■ WHAT THIS TASK INVOLVES
In the records below, pick out all lines containing the word "畅游天下".

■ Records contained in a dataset
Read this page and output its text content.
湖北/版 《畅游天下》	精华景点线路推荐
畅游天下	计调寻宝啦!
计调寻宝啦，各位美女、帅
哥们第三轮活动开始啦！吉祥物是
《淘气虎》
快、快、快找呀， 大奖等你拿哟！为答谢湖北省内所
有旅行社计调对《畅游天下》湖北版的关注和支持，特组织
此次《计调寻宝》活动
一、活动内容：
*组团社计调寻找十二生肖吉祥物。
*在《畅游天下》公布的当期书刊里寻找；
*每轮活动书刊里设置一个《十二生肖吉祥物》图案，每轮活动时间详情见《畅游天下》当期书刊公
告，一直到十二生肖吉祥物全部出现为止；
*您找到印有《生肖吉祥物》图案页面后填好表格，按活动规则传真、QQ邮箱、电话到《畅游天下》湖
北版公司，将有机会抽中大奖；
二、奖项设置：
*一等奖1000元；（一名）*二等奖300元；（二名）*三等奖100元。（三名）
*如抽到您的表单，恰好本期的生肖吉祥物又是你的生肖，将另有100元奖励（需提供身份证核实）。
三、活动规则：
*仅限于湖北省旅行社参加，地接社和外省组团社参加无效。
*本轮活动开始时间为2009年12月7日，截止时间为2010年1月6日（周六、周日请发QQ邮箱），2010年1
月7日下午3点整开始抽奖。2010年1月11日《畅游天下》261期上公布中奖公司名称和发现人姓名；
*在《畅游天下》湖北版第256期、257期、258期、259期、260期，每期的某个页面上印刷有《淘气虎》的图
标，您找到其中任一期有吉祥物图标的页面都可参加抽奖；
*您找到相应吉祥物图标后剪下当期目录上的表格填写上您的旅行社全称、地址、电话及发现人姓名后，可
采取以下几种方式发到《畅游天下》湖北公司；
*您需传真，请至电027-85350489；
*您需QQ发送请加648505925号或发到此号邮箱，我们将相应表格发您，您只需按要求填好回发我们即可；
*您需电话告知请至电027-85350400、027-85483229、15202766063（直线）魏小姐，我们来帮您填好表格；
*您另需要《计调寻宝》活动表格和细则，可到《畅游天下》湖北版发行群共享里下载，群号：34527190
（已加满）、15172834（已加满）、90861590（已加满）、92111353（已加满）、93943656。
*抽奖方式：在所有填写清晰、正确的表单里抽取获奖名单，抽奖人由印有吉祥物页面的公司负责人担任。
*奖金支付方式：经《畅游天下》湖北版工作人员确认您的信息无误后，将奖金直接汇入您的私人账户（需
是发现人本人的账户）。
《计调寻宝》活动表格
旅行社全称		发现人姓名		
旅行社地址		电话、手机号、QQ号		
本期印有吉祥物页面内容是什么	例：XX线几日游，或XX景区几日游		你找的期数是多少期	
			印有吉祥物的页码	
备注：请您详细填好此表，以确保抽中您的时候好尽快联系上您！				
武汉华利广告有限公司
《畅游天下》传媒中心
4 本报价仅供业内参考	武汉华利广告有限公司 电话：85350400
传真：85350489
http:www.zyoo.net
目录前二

■ TASK RESULT
湖北/版 《畅游天下》	精华景点线路推荐
畅游天下	计调寻宝啦!
有旅行社计调对《畅游天下》湖北版的关注和支持，特组织
*在《畅游天下》公布的当期书刊里寻找；
*每轮活动书刊里设置一个《十二生肖吉祥物》图案，每轮活动时间详情见《畅游天下》当期书刊公
*您找到印有《生肖吉祥物》图案页面后填好表格，按活动规则传真、QQ邮箱、电话到《畅游天下》湖
月7日下午3点整开始抽奖。2010年1月11日《畅游天下》261期上公布中奖公司名称和发现人姓名；
*在《畅游天下》湖北版第256期、257期、258期、259期、260期，每期的某个页面上印刷有《淘气虎》的图
采取以下几种方式发到《畅游天下》湖北公司；
*您另需要《计调寻宝》活动表格和细则，可到《畅游天下》湖北版发行群共享里下载，群号：34527190
*奖金支付方式：经《畅游天下》湖北版工作人员确认您的信息无误后，将奖金直接汇入您的私人账户（需
《畅游天下》传媒中心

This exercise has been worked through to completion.